● JOB
All records below must be retyped exactly.

● DATA TO USE
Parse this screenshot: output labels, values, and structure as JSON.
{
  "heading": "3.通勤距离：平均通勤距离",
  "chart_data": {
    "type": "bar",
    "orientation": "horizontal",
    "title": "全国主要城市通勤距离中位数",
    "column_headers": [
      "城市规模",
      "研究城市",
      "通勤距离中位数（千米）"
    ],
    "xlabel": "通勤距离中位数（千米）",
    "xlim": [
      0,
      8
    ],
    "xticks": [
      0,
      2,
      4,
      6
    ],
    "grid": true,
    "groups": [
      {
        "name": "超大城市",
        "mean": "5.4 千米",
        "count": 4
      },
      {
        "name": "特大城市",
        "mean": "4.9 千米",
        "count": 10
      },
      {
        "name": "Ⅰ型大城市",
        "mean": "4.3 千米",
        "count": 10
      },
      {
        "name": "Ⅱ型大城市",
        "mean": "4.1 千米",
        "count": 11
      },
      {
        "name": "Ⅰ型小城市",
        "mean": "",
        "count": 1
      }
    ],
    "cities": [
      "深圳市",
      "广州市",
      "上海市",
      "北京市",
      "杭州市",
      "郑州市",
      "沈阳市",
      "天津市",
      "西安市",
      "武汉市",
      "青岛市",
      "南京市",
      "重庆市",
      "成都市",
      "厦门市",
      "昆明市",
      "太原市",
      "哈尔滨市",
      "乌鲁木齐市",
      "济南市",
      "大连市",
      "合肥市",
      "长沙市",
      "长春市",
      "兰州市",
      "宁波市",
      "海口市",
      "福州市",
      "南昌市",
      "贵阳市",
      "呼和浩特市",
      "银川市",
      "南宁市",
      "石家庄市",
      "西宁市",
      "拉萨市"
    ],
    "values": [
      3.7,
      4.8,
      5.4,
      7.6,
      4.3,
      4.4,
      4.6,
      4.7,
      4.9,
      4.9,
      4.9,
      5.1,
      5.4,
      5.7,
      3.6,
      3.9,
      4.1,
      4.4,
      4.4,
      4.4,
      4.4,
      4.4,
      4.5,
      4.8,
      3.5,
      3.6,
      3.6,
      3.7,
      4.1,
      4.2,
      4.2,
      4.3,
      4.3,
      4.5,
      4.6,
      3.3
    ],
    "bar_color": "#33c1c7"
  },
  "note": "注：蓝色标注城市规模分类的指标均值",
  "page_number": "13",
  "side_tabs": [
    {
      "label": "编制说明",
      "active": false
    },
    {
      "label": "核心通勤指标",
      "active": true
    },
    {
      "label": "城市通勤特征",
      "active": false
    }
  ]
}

● SOLUTION TO THE EXERCISE
Parse this screenshot: output labels, values, and structure as JSON.
{
  "heading": "3.通勤距离：平均通勤距离",
  "chart_data": {
    "type": "bar",
    "orientation": "horizontal",
    "title": "全国主要城市通勤距离中位数",
    "column_headers": [
      "城市规模",
      "研究城市",
      "通勤距离中位数（千米）"
    ],
    "xlabel": "通勤距离中位数（千米）",
    "xlim": [
      0,
      8
    ],
    "xticks": [
      0,
      2,
      4,
      6
    ],
    "grid": true,
    "groups": [
      {
        "name": "超大城市",
        "mean": "5.4 千米",
        "count": 4
      },
      {
        "name": "特大城市",
        "mean": "4.9 千米",
        "count": 10
      },
      {
        "name": "Ⅰ型大城市",
        "mean": "4.3 千米",
        "count": 10
      },
      {
        "name": "Ⅱ型大城市",
        "mean": "4.1 千米",
        "count": 11
      },
      {
        "name": "Ⅰ型小城市",
        "mean": "",
        "count": 1
      }
    ],
    "cities": [
      "深圳市",
      "广州市",
      "上海市",
      "北京市",
      "杭州市",
      "郑州市",
      "沈阳市",
      "天津市",
      "西安市",
      "武汉市",
      "青岛市",
      "南京市",
      "重庆市",
      "成都市",
      "厦门市",
      "昆明市",
      "太原市",
      "哈尔滨市",
      "乌鲁木齐市",
      "济南市",
      "大连市",
      "合肥市",
      "长沙市",
      "长春市",
      "兰州市",
      "宁波市",
      "海口市",
      "福州市",
      "南昌市",
      "贵阳市",
      "呼和浩特市",
      "银川市",
      "南宁市",
      "石家庄市",
      "西宁市",
      "拉萨市"
    ],
    "values": [
      3.7,
      4.8,
      5.4,
      7.6,
      4.3,
      4.4,
      4.6,
      4.7,
      4.9,
      4.9,
      4.9,
      5.1,
      5.4,
      5.7,
      3.6,
      3.9,
      4.1,
      4.4,
      4.4,
      4.4,
      4.4,
      4.4,
      4.5,
      4.8,
      3.5,
      3.6,
      3.6,
      3.7,
      4.1,
      4.2,
      4.2,
      4.3,
      4.3,
      4.5,
      4.6,
      3.3
    ],
    "bar_color": "#33c1c7"
  },
  "note": "注：蓝色标注城市规模分类的指标均值",
  "page_number": "13",
  "side_tabs": [
    {
      "label": "编制说明",
      "active": false
    },
    {
      "label": "核心通勤指标",
      "active": true
    },
    {
      "label": "城市通勤特征",
      "active": false
    }
  ]
}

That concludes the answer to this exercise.